## Supplied data
--------

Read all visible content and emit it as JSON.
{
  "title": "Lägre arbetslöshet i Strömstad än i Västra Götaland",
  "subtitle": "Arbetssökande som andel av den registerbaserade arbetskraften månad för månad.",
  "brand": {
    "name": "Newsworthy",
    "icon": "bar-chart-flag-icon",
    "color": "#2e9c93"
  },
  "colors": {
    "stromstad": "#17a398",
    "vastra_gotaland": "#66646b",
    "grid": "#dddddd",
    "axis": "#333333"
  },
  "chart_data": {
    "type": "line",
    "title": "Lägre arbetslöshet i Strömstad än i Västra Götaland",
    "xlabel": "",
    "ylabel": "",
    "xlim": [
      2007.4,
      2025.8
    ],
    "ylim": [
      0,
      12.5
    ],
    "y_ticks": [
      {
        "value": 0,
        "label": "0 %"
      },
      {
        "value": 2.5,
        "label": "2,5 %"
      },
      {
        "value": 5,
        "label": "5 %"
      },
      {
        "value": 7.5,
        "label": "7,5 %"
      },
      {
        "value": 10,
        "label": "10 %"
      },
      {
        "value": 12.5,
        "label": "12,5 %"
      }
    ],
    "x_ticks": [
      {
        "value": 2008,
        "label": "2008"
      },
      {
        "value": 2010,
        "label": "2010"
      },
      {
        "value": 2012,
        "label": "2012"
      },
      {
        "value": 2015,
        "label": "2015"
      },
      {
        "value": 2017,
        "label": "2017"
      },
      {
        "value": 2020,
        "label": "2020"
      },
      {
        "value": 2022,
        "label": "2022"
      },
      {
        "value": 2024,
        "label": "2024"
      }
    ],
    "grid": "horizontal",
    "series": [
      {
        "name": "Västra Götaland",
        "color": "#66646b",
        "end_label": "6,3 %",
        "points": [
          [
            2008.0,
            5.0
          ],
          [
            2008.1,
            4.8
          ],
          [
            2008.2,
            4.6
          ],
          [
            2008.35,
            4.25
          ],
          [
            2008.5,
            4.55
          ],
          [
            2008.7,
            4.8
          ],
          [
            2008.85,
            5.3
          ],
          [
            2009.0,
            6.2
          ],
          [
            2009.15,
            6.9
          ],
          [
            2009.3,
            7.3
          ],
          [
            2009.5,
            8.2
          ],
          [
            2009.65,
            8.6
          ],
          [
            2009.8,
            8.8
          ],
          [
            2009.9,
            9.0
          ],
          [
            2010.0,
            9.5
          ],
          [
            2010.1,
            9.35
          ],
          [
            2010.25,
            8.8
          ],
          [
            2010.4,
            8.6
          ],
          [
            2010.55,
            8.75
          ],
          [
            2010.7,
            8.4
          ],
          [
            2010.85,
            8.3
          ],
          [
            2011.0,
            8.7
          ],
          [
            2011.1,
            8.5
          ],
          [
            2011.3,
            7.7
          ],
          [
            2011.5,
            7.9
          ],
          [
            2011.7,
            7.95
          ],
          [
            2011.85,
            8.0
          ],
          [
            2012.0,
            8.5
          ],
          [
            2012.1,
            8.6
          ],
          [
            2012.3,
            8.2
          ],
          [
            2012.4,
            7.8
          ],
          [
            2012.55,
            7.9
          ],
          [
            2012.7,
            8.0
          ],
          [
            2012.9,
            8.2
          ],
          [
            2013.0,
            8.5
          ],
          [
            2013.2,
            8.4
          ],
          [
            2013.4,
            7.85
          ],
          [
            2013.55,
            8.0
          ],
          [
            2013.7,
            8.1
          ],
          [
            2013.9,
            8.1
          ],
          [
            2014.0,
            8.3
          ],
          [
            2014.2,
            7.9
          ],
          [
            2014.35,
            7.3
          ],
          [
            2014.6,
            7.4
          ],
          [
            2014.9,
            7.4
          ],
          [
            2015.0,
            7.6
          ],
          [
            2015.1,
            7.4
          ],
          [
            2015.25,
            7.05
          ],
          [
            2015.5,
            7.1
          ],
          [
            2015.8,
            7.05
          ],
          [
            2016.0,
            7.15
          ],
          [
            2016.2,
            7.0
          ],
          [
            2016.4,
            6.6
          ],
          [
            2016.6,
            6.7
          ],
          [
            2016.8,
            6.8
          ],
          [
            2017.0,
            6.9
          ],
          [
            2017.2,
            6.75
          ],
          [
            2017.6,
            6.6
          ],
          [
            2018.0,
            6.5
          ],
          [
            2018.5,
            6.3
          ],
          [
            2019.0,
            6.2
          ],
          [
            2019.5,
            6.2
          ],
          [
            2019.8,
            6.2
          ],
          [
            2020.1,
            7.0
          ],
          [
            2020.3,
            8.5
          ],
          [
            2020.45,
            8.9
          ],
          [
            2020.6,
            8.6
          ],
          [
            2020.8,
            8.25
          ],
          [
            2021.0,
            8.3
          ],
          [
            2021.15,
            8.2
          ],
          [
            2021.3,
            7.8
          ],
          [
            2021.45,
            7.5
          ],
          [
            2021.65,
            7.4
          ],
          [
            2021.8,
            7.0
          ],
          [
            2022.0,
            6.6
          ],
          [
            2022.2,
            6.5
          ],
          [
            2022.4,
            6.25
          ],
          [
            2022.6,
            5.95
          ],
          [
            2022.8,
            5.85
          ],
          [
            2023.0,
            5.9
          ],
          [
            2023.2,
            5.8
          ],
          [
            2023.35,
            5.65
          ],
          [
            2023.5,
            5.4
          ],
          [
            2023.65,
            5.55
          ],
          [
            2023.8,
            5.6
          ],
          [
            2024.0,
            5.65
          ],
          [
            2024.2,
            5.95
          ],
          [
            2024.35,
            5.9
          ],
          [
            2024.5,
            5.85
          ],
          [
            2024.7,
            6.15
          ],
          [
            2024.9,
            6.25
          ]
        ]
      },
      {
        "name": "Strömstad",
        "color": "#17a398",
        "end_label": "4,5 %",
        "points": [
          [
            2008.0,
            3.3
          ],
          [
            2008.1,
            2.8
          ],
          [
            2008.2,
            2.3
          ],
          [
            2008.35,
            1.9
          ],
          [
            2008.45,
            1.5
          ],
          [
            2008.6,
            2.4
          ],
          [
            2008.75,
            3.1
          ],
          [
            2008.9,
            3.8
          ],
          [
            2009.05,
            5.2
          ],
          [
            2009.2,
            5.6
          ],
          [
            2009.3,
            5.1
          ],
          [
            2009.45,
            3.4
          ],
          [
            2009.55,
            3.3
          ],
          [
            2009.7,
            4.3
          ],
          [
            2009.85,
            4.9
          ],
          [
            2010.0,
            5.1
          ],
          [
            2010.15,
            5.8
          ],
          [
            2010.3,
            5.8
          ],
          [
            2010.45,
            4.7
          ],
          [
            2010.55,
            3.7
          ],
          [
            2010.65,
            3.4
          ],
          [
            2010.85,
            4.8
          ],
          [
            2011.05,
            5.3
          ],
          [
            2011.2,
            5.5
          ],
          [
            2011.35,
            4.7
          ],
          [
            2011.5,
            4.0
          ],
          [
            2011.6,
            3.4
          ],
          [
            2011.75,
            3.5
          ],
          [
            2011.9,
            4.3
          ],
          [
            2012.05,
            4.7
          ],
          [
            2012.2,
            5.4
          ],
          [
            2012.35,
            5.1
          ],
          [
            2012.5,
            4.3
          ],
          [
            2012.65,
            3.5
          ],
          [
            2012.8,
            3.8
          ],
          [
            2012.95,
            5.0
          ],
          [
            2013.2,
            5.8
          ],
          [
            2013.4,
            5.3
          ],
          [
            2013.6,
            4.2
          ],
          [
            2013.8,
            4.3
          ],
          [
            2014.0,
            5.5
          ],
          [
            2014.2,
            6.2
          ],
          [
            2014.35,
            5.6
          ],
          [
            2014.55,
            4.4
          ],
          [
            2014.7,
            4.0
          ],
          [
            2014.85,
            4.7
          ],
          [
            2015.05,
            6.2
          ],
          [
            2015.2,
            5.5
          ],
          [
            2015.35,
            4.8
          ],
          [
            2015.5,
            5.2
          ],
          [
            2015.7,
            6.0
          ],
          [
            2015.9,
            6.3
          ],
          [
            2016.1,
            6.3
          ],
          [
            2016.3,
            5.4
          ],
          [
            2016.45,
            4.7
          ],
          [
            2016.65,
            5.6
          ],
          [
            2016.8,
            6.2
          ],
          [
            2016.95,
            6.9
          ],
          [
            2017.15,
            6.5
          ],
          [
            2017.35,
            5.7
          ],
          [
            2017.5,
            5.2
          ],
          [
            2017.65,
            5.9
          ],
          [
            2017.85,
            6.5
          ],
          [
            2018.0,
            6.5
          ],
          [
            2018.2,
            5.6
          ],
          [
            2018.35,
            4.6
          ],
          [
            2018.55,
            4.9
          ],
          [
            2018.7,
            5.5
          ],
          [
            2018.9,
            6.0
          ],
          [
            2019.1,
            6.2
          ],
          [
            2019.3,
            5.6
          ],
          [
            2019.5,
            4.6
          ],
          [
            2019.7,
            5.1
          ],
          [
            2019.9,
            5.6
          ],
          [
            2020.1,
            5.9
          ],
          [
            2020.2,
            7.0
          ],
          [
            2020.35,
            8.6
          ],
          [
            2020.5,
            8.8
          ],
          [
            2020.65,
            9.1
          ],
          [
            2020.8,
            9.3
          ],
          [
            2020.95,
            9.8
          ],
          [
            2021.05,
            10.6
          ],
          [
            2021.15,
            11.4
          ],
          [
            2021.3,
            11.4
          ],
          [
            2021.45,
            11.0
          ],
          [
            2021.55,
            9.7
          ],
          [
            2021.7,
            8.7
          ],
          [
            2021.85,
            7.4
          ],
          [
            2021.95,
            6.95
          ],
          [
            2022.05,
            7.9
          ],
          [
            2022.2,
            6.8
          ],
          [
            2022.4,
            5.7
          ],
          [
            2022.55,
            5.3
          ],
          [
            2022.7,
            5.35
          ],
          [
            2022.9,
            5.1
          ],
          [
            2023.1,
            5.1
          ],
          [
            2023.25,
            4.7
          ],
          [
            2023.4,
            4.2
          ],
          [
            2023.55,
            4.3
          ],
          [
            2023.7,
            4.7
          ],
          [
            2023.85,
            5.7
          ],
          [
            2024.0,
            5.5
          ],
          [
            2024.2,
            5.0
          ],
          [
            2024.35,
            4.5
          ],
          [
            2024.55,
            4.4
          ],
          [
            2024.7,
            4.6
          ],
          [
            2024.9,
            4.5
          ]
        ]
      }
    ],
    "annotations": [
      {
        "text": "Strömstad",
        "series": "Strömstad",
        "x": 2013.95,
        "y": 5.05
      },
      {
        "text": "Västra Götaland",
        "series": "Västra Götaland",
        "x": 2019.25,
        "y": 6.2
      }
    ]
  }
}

--------

## Set problem
Pick out the lines that have the word "text". Copy them all.

## Written answer
        "text": "Strömstad",
        "text": "Västra Götaland",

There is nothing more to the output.